#### [INFORMATION SUPPLIED]

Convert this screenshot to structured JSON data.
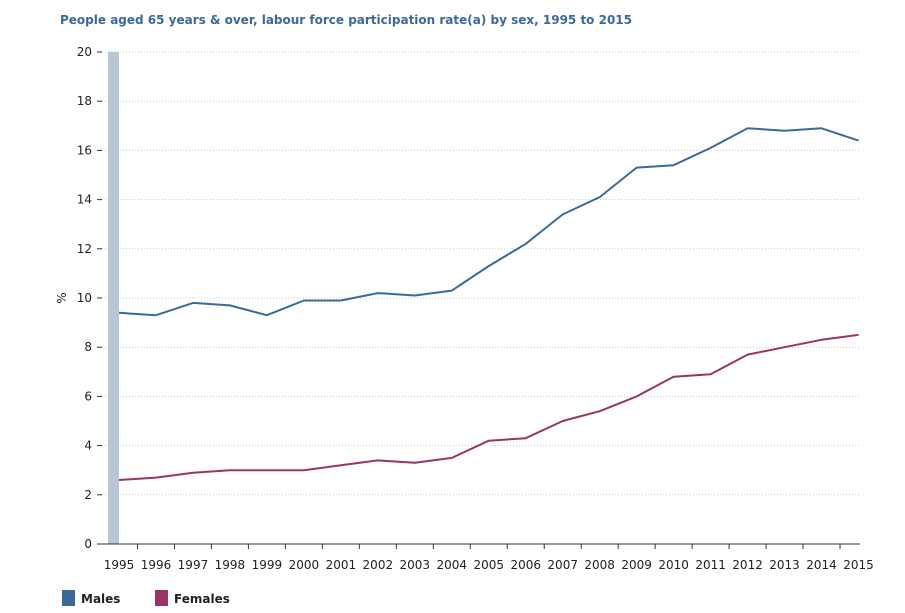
{
  "chart_data": {
    "type": "line",
    "title": "People aged 65 years & over, labour force participation rate(a) by sex, 1995 to 2015",
    "xlabel": "",
    "ylabel": "%",
    "x": [
      "1995",
      "1996",
      "1997",
      "1998",
      "1999",
      "2000",
      "2001",
      "2002",
      "2003",
      "2004",
      "2005",
      "2006",
      "2007",
      "2008",
      "2009",
      "2010",
      "2011",
      "2012",
      "2013",
      "2014",
      "2015"
    ],
    "yticks": [
      "0",
      "2",
      "4",
      "6",
      "8",
      "10",
      "12",
      "14",
      "16",
      "18",
      "20"
    ],
    "ylim": [
      0,
      20
    ],
    "grid": true,
    "legend_position": "bottom-left",
    "series": [
      {
        "name": "Males",
        "color": "#3b6a99",
        "values": [
          9.4,
          9.3,
          9.8,
          9.7,
          9.3,
          9.9,
          9.9,
          10.2,
          10.1,
          10.3,
          11.3,
          12.2,
          13.4,
          14.1,
          15.3,
          15.4,
          16.1,
          16.9,
          16.8,
          16.9,
          16.4
        ]
      },
      {
        "name": "Females",
        "color": "#9b3366",
        "values": [
          2.6,
          2.7,
          2.9,
          3.0,
          3.0,
          3.0,
          3.2,
          3.4,
          3.3,
          3.5,
          4.2,
          4.3,
          5.0,
          5.4,
          6.0,
          6.8,
          6.9,
          7.7,
          8.0,
          8.3,
          8.5
        ]
      }
    ]
  }
}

#### [WRITTEN REQUEST]
Set every line down exactly as written, leaving each picture out.

#### [CORRECT ANSWER]
Convert this screenshot to structured JSON data.
{
  "chart_data": {
    "type": "line",
    "title": "People aged 65 years & over, labour force participation rate(a) by sex, 1995 to 2015",
    "xlabel": "",
    "ylabel": "%",
    "x": [
      "1995",
      "1996",
      "1997",
      "1998",
      "1999",
      "2000",
      "2001",
      "2002",
      "2003",
      "2004",
      "2005",
      "2006",
      "2007",
      "2008",
      "2009",
      "2010",
      "2011",
      "2012",
      "2013",
      "2014",
      "2015"
    ],
    "yticks": [
      "0",
      "2",
      "4",
      "6",
      "8",
      "10",
      "12",
      "14",
      "16",
      "18",
      "20"
    ],
    "ylim": [
      0,
      20
    ],
    "grid": true,
    "legend_position": "bottom-left",
    "series": [
      {
        "name": "Males",
        "color": "#3b6a99",
        "values": [
          9.4,
          9.3,
          9.8,
          9.7,
          9.3,
          9.9,
          9.9,
          10.2,
          10.1,
          10.3,
          11.3,
          12.2,
          13.4,
          14.1,
          15.3,
          15.4,
          16.1,
          16.9,
          16.8,
          16.9,
          16.4
        ]
      },
      {
        "name": "Females",
        "color": "#9b3366",
        "values": [
          2.6,
          2.7,
          2.9,
          3.0,
          3.0,
          3.0,
          3.2,
          3.4,
          3.3,
          3.5,
          4.2,
          4.3,
          5.0,
          5.4,
          6.0,
          6.8,
          6.9,
          7.7,
          8.0,
          8.3,
          8.5
        ]
      }
    ]
  }
}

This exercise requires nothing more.